Only the lines from the one with "Give me a plain-text" onward are wanted, through the last line of the entries, set down exactly.

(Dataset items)
— START —

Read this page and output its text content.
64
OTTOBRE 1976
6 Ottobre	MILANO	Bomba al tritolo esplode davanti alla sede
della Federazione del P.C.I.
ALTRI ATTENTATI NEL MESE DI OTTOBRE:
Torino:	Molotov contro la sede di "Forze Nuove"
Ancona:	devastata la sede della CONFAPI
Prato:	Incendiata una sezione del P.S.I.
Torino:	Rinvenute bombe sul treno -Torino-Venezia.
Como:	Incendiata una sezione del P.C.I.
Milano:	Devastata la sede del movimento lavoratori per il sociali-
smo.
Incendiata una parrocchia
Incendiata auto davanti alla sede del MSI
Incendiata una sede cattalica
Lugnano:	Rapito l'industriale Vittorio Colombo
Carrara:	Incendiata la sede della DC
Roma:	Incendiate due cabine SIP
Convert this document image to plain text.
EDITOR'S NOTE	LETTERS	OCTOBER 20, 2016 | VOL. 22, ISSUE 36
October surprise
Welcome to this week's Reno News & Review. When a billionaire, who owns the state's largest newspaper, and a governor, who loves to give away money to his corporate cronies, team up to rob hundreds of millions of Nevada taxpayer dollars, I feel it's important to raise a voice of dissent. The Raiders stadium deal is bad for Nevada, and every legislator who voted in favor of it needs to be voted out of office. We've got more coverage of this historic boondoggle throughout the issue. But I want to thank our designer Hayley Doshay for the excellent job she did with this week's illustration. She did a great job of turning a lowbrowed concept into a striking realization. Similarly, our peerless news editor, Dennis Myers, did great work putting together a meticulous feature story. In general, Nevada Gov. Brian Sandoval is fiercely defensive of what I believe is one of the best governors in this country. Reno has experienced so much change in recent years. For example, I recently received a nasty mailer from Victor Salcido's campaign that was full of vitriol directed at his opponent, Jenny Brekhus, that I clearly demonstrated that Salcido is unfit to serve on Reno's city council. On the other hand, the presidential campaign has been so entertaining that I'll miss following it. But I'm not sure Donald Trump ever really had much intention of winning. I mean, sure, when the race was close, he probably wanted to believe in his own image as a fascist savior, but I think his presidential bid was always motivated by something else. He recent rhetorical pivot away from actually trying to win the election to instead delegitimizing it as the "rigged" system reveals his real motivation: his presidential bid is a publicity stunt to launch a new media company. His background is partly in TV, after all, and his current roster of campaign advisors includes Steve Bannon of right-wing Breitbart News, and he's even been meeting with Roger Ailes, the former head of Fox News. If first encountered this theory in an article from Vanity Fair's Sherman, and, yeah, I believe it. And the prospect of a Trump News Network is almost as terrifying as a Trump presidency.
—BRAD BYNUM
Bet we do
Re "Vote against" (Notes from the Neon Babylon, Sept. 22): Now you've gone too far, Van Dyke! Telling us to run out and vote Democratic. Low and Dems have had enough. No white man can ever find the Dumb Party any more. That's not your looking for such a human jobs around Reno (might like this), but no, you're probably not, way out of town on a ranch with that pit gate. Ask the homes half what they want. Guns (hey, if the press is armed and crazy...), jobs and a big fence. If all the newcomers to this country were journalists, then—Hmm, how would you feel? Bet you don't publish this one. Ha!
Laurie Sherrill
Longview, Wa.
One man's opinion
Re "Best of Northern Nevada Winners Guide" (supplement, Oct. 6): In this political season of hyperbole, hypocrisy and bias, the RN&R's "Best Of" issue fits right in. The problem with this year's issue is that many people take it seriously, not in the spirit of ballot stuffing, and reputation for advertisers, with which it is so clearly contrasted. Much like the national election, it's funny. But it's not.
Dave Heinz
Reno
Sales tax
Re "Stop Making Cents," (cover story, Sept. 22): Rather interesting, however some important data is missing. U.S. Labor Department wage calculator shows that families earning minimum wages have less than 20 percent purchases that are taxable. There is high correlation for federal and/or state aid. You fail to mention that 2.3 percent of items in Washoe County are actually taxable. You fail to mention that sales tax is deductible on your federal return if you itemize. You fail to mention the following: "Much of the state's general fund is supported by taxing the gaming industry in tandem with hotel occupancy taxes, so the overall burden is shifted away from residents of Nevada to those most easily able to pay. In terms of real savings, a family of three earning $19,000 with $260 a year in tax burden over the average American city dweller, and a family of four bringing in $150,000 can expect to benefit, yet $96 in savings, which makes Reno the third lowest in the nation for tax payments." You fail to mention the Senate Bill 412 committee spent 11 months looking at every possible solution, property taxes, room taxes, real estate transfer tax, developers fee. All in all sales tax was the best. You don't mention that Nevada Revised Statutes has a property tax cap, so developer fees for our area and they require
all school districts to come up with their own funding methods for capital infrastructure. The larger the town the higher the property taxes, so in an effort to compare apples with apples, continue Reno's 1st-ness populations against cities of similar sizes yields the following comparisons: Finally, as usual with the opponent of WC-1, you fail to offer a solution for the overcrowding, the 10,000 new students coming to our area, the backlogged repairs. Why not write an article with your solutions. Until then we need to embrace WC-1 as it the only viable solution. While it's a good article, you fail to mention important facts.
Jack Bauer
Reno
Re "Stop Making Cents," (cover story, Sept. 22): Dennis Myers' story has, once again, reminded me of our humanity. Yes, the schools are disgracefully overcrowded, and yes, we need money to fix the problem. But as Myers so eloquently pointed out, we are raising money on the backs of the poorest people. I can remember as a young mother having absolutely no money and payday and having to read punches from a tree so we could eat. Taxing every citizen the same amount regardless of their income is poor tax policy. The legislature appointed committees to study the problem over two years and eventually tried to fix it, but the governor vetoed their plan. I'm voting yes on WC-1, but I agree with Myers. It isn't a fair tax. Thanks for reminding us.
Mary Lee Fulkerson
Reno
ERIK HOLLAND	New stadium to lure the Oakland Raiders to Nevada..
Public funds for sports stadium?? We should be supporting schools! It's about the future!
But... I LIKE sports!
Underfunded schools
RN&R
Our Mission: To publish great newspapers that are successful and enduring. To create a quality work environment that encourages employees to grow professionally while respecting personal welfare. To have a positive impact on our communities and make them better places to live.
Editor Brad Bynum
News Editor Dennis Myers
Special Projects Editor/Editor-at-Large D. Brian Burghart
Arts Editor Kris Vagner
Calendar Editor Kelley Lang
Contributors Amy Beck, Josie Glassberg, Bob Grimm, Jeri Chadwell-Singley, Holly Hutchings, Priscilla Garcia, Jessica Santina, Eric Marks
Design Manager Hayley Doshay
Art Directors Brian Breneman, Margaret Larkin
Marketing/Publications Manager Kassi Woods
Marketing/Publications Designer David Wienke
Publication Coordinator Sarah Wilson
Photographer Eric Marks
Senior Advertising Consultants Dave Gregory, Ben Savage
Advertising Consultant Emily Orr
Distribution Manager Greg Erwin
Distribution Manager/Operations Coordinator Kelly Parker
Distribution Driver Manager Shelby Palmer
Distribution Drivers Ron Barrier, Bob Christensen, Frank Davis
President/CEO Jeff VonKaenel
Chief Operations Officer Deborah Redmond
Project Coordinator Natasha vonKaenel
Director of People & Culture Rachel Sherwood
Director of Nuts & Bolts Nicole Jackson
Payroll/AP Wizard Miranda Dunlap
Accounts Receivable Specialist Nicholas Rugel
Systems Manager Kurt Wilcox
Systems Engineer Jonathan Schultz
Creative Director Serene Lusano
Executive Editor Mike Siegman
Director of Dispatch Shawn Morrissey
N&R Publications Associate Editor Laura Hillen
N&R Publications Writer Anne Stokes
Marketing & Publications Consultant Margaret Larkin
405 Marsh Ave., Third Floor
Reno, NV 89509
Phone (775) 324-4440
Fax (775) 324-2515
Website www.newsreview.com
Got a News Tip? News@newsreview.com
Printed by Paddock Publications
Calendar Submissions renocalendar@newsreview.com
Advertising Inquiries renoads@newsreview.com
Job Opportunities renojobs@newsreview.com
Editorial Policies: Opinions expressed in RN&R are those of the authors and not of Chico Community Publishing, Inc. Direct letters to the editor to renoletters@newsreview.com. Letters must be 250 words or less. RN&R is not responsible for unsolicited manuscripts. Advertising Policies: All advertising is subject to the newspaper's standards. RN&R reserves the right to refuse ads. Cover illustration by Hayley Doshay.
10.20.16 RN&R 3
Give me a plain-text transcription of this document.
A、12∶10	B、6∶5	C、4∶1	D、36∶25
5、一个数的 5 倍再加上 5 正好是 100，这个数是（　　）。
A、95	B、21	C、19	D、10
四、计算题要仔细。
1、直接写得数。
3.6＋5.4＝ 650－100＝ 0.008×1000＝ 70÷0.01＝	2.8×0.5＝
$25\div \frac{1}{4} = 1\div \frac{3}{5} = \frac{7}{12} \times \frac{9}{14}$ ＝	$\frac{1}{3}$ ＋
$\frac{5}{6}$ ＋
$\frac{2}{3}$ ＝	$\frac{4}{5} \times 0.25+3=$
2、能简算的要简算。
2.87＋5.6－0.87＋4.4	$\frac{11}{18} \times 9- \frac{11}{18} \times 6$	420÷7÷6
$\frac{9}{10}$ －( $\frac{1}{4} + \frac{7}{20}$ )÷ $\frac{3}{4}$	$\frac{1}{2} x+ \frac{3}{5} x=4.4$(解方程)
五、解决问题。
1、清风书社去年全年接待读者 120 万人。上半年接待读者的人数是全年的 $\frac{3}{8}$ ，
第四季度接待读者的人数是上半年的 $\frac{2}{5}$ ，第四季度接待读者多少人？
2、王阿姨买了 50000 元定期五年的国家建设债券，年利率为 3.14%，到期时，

— END —

__Task result__
Give me a plain-text transcription of this document.
A、12∶10	B、6∶5	C、4∶1	D、36∶25
5、一个数的 5 倍再加上 5 正好是 100，这个数是（　　）。
A、95	B、21	C、19	D、10
四、计算题要仔细。
1、直接写得数。
3.6＋5.4＝ 650－100＝ 0.008×1000＝ 70÷0.01＝	2.8×0.5＝
$25\div \frac{1}{4} = 1\div \frac{3}{5} = \frac{7}{12} \times \frac{9}{14}$ ＝	$\frac{1}{3}$ ＋
$\frac{5}{6}$ ＋
$\frac{2}{3}$ ＝	$\frac{4}{5} \times 0.25+3=$
2、能简算的要简算。
2.87＋5.6－0.87＋4.4	$\frac{11}{18} \times 9- \frac{11}{18} \times 6$	420÷7÷6
$\frac{9}{10}$ －( $\frac{1}{4} + \frac{7}{20}$ )÷ $\frac{3}{4}$	$\frac{1}{2} x+ \frac{3}{5} x=4.4$(解方程)
五、解决问题。
1、清风书社去年全年接待读者 120 万人。上半年接待读者的人数是全年的 $\frac{3}{8}$ ，
第四季度接待读者的人数是上半年的 $\frac{2}{5}$ ，第四季度接待读者多少人？
2、王阿姨买了 50000 元定期五年的国家建设债券，年利率为 3.14%，到期时，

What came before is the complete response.